| To do |
Reproduce all the entries exactly.

| Recorded information |
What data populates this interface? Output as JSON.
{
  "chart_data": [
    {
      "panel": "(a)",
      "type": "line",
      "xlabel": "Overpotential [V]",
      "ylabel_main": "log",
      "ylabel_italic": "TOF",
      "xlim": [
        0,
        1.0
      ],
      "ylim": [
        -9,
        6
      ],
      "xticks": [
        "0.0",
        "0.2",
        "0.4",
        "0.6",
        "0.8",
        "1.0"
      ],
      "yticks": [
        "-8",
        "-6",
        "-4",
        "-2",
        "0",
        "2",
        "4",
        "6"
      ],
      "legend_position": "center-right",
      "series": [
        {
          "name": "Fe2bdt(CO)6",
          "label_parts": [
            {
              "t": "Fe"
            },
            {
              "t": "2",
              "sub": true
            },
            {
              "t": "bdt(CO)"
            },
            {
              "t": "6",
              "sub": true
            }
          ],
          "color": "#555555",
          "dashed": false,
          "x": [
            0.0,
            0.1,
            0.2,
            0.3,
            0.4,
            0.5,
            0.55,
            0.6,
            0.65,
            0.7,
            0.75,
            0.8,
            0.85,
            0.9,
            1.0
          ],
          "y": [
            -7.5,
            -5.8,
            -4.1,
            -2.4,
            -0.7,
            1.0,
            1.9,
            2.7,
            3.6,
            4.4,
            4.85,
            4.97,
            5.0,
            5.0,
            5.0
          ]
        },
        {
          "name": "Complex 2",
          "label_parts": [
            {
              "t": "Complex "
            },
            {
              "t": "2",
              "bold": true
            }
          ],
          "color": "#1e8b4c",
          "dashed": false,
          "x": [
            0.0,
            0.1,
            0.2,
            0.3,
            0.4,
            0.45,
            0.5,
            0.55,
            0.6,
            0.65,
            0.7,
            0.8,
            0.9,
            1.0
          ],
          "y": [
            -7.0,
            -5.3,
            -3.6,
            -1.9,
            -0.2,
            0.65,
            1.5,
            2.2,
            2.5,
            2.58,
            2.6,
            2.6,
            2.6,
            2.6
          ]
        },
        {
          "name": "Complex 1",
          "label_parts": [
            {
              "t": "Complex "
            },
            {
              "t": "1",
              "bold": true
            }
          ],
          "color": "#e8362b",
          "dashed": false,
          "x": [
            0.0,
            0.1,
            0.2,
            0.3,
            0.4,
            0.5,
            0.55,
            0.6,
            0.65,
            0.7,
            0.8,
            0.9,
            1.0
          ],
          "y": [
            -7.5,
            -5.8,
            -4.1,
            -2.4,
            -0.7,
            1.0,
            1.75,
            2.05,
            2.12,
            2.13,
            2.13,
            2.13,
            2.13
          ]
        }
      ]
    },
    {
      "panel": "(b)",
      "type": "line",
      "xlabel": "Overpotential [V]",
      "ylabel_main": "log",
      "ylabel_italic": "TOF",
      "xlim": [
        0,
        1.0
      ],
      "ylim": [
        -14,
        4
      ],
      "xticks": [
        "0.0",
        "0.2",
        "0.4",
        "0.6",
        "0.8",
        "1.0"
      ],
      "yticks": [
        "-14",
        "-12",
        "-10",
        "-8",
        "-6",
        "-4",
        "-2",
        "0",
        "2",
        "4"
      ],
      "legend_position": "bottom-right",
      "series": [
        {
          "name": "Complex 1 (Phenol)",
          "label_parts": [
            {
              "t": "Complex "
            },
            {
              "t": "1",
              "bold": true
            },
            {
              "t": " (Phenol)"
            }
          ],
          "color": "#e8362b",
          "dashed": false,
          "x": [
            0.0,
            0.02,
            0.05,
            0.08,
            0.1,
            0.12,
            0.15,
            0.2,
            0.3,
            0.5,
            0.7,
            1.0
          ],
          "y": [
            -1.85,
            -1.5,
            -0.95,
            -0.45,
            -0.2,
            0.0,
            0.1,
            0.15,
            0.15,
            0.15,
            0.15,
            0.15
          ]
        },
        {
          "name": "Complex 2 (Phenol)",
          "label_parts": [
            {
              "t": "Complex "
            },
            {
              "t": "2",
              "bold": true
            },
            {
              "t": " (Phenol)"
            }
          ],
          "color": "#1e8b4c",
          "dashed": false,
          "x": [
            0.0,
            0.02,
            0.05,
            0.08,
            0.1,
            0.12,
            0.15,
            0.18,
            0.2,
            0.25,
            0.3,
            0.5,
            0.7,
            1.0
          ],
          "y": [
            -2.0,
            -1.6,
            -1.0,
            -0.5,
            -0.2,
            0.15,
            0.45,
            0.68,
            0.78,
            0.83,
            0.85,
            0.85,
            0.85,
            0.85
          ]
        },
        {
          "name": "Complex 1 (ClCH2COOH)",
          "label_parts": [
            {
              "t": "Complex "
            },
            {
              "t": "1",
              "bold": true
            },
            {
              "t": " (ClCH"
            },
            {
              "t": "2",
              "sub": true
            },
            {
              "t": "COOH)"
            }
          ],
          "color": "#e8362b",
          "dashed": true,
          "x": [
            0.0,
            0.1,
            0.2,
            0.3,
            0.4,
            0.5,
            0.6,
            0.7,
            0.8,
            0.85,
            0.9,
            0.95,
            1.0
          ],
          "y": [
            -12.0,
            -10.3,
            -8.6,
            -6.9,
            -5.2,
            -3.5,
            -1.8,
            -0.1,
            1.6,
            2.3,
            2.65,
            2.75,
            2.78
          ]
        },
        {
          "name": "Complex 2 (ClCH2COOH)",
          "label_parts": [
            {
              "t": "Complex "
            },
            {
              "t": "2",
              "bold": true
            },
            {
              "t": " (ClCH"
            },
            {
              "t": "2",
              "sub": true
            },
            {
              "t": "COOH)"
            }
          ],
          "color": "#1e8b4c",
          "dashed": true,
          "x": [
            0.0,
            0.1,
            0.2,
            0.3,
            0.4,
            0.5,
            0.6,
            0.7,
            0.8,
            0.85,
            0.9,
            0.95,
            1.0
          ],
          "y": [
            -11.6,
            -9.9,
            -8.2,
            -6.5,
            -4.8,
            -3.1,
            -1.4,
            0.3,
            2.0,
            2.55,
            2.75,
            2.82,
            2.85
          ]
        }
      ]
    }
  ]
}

| Exercise answer |
What data populates this interface? Output as JSON.
{
  "chart_data": [
    {
      "panel": "(a)",
      "type": "line",
      "xlabel": "Overpotential [V]",
      "ylabel_main": "log",
      "ylabel_italic": "TOF",
      "xlim": [
        0,
        1.0
      ],
      "ylim": [
        -9,
        6
      ],
      "xticks": [
        "0.0",
        "0.2",
        "0.4",
        "0.6",
        "0.8",
        "1.0"
      ],
      "yticks": [
        "-8",
        "-6",
        "-4",
        "-2",
        "0",
        "2",
        "4",
        "6"
      ],
      "legend_position": "center-right",
      "series": [
        {
          "name": "Fe2bdt(CO)6",
          "label_parts": [
            {
              "t": "Fe"
            },
            {
              "t": "2",
              "sub": true
            },
            {
              "t": "bdt(CO)"
            },
            {
              "t": "6",
              "sub": true
            }
          ],
          "color": "#555555",
          "dashed": false,
          "x": [
            0.0,
            0.1,
            0.2,
            0.3,
            0.4,
            0.5,
            0.55,
            0.6,
            0.65,
            0.7,
            0.75,
            0.8,
            0.85,
            0.9,
            1.0
          ],
          "y": [
            -7.5,
            -5.8,
            -4.1,
            -2.4,
            -0.7,
            1.0,
            1.9,
            2.7,
            3.6,
            4.4,
            4.85,
            4.97,
            5.0,
            5.0,
            5.0
          ]
        },
        {
          "name": "Complex 2",
          "label_parts": [
            {
              "t": "Complex "
            },
            {
              "t": "2",
              "bold": true
            }
          ],
          "color": "#1e8b4c",
          "dashed": false,
          "x": [
            0.0,
            0.1,
            0.2,
            0.3,
            0.4,
            0.45,
            0.5,
            0.55,
            0.6,
            0.65,
            0.7,
            0.8,
            0.9,
            1.0
          ],
          "y": [
            -7.0,
            -5.3,
            -3.6,
            -1.9,
            -0.2,
            0.65,
            1.5,
            2.2,
            2.5,
            2.58,
            2.6,
            2.6,
            2.6,
            2.6
          ]
        },
        {
          "name": "Complex 1",
          "label_parts": [
            {
              "t": "Complex "
            },
            {
              "t": "1",
              "bold": true
            }
          ],
          "color": "#e8362b",
          "dashed": false,
          "x": [
            0.0,
            0.1,
            0.2,
            0.3,
            0.4,
            0.5,
            0.55,
            0.6,
            0.65,
            0.7,
            0.8,
            0.9,
            1.0
          ],
          "y": [
            -7.5,
            -5.8,
            -4.1,
            -2.4,
            -0.7,
            1.0,
            1.75,
            2.05,
            2.12,
            2.13,
            2.13,
            2.13,
            2.13
          ]
        }
      ]
    },
    {
      "panel": "(b)",
      "type": "line",
      "xlabel": "Overpotential [V]",
      "ylabel_main": "log",
      "ylabel_italic": "TOF",
      "xlim": [
        0,
        1.0
      ],
      "ylim": [
        -14,
        4
      ],
      "xticks": [
        "0.0",
        "0.2",
        "0.4",
        "0.6",
        "0.8",
        "1.0"
      ],
      "yticks": [
        "-14",
        "-12",
        "-10",
        "-8",
        "-6",
        "-4",
        "-2",
        "0",
        "2",
        "4"
      ],
      "legend_position": "bottom-right",
      "series": [
        {
          "name": "Complex 1 (Phenol)",
          "label_parts": [
            {
              "t": "Complex "
            },
            {
              "t": "1",
              "bold": true
            },
            {
              "t": " (Phenol)"
            }
          ],
          "color": "#e8362b",
          "dashed": false,
          "x": [
            0.0,
            0.02,
            0.05,
            0.08,
            0.1,
            0.12,
            0.15,
            0.2,
            0.3,
            0.5,
            0.7,
            1.0
          ],
          "y": [
            -1.85,
            -1.5,
            -0.95,
            -0.45,
            -0.2,
            0.0,
            0.1,
            0.15,
            0.15,
            0.15,
            0.15,
            0.15
          ]
        },
        {
          "name": "Complex 2 (Phenol)",
          "label_parts": [
            {
              "t": "Complex "
            },
            {
              "t": "2",
              "bold": true
            },
            {
              "t": " (Phenol)"
            }
          ],
          "color": "#1e8b4c",
          "dashed": false,
          "x": [
            0.0,
            0.02,
            0.05,
            0.08,
            0.1,
            0.12,
            0.15,
            0.18,
            0.2,
            0.25,
            0.3,
            0.5,
            0.7,
            1.0
          ],
          "y": [
            -2.0,
            -1.6,
            -1.0,
            -0.5,
            -0.2,
            0.15,
            0.45,
            0.68,
            0.78,
            0.83,
            0.85,
            0.85,
            0.85,
            0.85
          ]
        },
        {
          "name": "Complex 1 (ClCH2COOH)",
          "label_parts": [
            {
              "t": "Complex "
            },
            {
              "t": "1",
              "bold": true
            },
            {
              "t": " (ClCH"
            },
            {
              "t": "2",
              "sub": true
            },
            {
              "t": "COOH)"
            }
          ],
          "color": "#e8362b",
          "dashed": true,
          "x": [
            0.0,
            0.1,
            0.2,
            0.3,
            0.4,
            0.5,
            0.6,
            0.7,
            0.8,
            0.85,
            0.9,
            0.95,
            1.0
          ],
          "y": [
            -12.0,
            -10.3,
            -8.6,
            -6.9,
            -5.2,
            -3.5,
            -1.8,
            -0.1,
            1.6,
            2.3,
            2.65,
            2.75,
            2.78
          ]
        },
        {
          "name": "Complex 2 (ClCH2COOH)",
          "label_parts": [
            {
              "t": "Complex "
            },
            {
              "t": "2",
              "bold": true
            },
            {
              "t": " (ClCH"
            },
            {
              "t": "2",
              "sub": true
            },
            {
              "t": "COOH)"
            }
          ],
          "color": "#1e8b4c",
          "dashed": true,
          "x": [
            0.0,
            0.1,
            0.2,
            0.3,
            0.4,
            0.5,
            0.6,
            0.7,
            0.8,
            0.85,
            0.9,
            0.95,
            1.0
          ],
          "y": [
            -11.6,
            -9.9,
            -8.2,
            -6.5,
            -4.8,
            -3.1,
            -1.4,
            0.3,
            2.0,
            2.55,
            2.75,
            2.82,
            2.85
          ]
        }
      ]
    }
  ]
}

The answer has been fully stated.